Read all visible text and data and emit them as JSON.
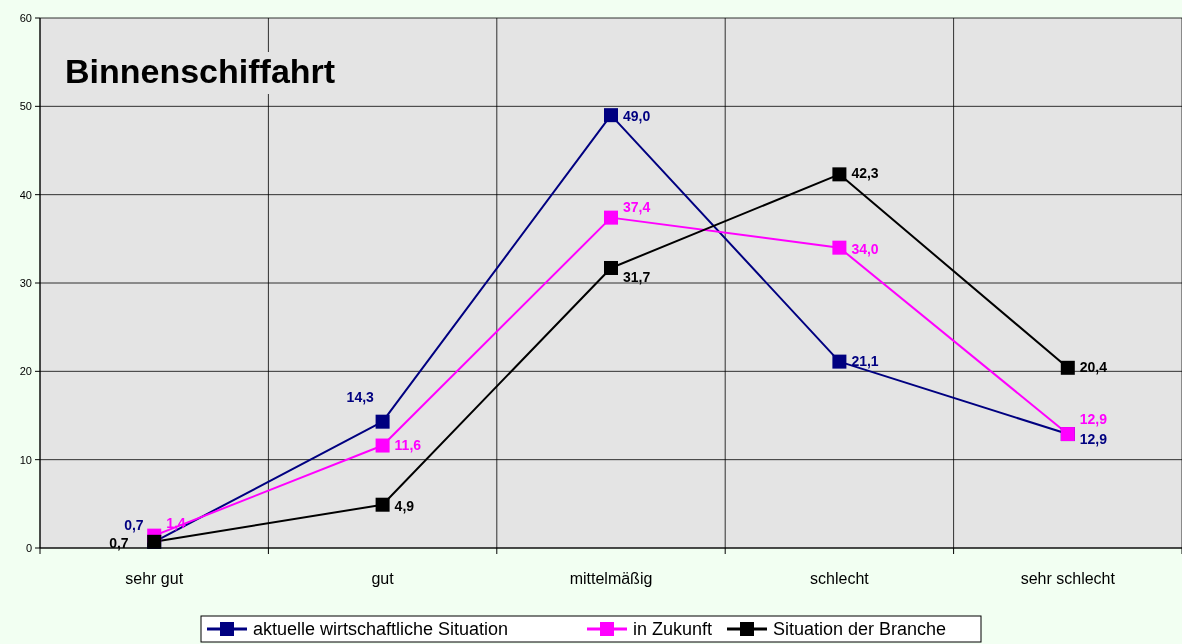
{
  "chart_data": {
    "type": "line",
    "title": "Binnenschiffahrt",
    "categories": [
      "sehr gut",
      "gut",
      "mittelmäßig",
      "schlecht",
      "sehr schlecht"
    ],
    "series": [
      {
        "name": "aktuelle wirtschaftliche Situation",
        "color": "#000080",
        "values": [
          0.7,
          14.3,
          49.0,
          21.1,
          12.9
        ],
        "value_labels": [
          "0,7",
          "14,3",
          "49,0",
          "21,1",
          "12,9"
        ]
      },
      {
        "name": "in Zukunft",
        "color": "#ff00ff",
        "values": [
          1.4,
          11.6,
          37.4,
          34.0,
          12.9
        ],
        "value_labels": [
          "1,4",
          "11,6",
          "37,4",
          "34,0",
          "12,9"
        ]
      },
      {
        "name": "Situation der Branche",
        "color": "#000000",
        "values": [
          0.7,
          4.9,
          31.7,
          42.3,
          20.4
        ],
        "value_labels": [
          "0,7",
          "4,9",
          "31,7",
          "42,3",
          "20,4"
        ]
      }
    ],
    "ylim": [
      0,
      60
    ],
    "yticks": [
      0,
      10,
      20,
      30,
      40,
      50,
      60
    ],
    "grid": true,
    "legend": "bottom",
    "marker": "square",
    "line_style": "solid"
  }
}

────────

What to produce =>
Using the listing above, say how many of its lines contain the string "Situation", giving nothing but the figure.

Solution to this problem =>
2